### [Goal]
Your task is to transcribe the data in full.

### [Data provided]

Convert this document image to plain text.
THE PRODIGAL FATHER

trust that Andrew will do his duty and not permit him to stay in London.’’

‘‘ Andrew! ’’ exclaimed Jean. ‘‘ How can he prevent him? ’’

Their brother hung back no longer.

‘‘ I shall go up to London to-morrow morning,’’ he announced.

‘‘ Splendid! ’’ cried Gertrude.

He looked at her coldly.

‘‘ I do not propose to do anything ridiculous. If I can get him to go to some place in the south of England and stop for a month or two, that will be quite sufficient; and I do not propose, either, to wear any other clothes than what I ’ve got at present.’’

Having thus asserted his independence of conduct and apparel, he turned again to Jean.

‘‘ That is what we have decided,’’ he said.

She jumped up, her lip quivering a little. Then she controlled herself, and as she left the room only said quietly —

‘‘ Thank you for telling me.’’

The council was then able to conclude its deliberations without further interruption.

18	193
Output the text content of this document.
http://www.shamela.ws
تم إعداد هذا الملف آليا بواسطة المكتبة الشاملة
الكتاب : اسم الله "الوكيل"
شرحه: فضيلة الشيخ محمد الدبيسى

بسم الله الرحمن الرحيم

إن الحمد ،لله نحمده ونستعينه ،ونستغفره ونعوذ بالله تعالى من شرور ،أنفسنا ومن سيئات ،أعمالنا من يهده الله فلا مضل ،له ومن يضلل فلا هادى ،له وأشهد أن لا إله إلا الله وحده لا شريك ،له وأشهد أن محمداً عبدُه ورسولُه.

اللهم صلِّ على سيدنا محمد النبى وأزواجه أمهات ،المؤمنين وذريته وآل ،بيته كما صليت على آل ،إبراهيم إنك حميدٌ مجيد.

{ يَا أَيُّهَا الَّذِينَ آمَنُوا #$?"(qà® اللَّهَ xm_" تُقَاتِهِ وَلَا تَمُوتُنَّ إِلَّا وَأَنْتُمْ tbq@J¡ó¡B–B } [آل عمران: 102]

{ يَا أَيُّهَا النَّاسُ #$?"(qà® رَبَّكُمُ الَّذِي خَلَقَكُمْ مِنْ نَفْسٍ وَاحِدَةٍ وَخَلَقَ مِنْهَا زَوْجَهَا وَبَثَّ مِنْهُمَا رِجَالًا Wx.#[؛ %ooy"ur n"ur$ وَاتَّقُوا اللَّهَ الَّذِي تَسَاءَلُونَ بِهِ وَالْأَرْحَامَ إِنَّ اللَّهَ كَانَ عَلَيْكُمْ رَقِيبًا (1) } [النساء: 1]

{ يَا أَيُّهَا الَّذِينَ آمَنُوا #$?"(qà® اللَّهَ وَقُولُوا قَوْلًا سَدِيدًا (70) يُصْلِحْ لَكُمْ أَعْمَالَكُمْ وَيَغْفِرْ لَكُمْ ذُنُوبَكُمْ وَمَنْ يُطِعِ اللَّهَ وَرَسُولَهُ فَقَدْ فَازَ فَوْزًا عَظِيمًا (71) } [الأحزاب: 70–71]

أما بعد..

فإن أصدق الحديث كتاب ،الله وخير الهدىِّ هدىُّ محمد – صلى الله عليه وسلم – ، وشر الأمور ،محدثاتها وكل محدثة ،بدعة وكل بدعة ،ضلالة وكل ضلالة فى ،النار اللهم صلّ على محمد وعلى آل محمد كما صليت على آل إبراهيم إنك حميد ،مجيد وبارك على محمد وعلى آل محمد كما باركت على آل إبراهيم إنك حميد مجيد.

### [Result]
Convert this document image to plain text.
THE PRODIGAL FATHER

trust that Andrew will do his duty and not permit him to stay in London.’’

‘‘ Andrew! ’’ exclaimed Jean. ‘‘ How can he prevent him? ’’

Their brother hung back no longer.

‘‘ I shall go up to London to-morrow morning,’’ he announced.

‘‘ Splendid! ’’ cried Gertrude.

He looked at her coldly.

‘‘ I do not propose to do anything ridiculous. If I can get him to go to some place in the south of England and stop for a month or two, that will be quite sufficient; and I do not propose, either, to wear any other clothes than what I ’ve got at present.’’

Having thus asserted his independence of conduct and apparel, he turned again to Jean.

‘‘ That is what we have decided,’’ he said.

She jumped up, her lip quivering a little. Then she controlled herself, and as she left the room only said quietly —

‘‘ Thank you for telling me.’’

The council was then able to conclude its deliberations without further interruption.

18	193
Output the text content of this document.
http://www.shamela.ws
تم إعداد هذا الملف آليا بواسطة المكتبة الشاملة
الكتاب : اسم الله "الوكيل"
شرحه: فضيلة الشيخ محمد الدبيسى

بسم الله الرحمن الرحيم

إن الحمد ،لله نحمده ونستعينه ،ونستغفره ونعوذ بالله تعالى من شرور ،أنفسنا ومن سيئات ،أعمالنا من يهده الله فلا مضل ،له ومن يضلل فلا هادى ،له وأشهد أن لا إله إلا الله وحده لا شريك ،له وأشهد أن محمداً عبدُه ورسولُه.

اللهم صلِّ على سيدنا محمد النبى وأزواجه أمهات ،المؤمنين وذريته وآل ،بيته كما صليت على آل ،إبراهيم إنك حميدٌ مجيد.

{ يَا أَيُّهَا الَّذِينَ آمَنُوا #$?"(qà® اللَّهَ xm_" تُقَاتِهِ وَلَا تَمُوتُنَّ إِلَّا وَأَنْتُمْ tbq@J¡ó¡B–B } [آل عمران: 102]

{ يَا أَيُّهَا النَّاسُ #$?"(qà® رَبَّكُمُ الَّذِي خَلَقَكُمْ مِنْ نَفْسٍ وَاحِدَةٍ وَخَلَقَ مِنْهَا زَوْجَهَا وَبَثَّ مِنْهُمَا رِجَالًا Wx.#[؛ %ooy"ur n"ur$ وَاتَّقُوا اللَّهَ الَّذِي تَسَاءَلُونَ بِهِ وَالْأَرْحَامَ إِنَّ اللَّهَ كَانَ عَلَيْكُمْ رَقِيبًا (1) } [النساء: 1]

{ يَا أَيُّهَا الَّذِينَ آمَنُوا #$?"(qà® اللَّهَ وَقُولُوا قَوْلًا سَدِيدًا (70) يُصْلِحْ لَكُمْ أَعْمَالَكُمْ وَيَغْفِرْ لَكُمْ ذُنُوبَكُمْ وَمَنْ يُطِعِ اللَّهَ وَرَسُولَهُ فَقَدْ فَازَ فَوْزًا عَظِيمًا (71) } [الأحزاب: 70–71]

أما بعد..

فإن أصدق الحديث كتاب ،الله وخير الهدىِّ هدىُّ محمد – صلى الله عليه وسلم – ، وشر الأمور ،محدثاتها وكل محدثة ،بدعة وكل بدعة ،ضلالة وكل ضلالة فى ،النار اللهم صلّ على محمد وعلى آل محمد كما صليت على آل إبراهيم إنك حميد ،مجيد وبارك على محمد وعلى آل محمد كما باركت على آل إبراهيم إنك حميد مجيد.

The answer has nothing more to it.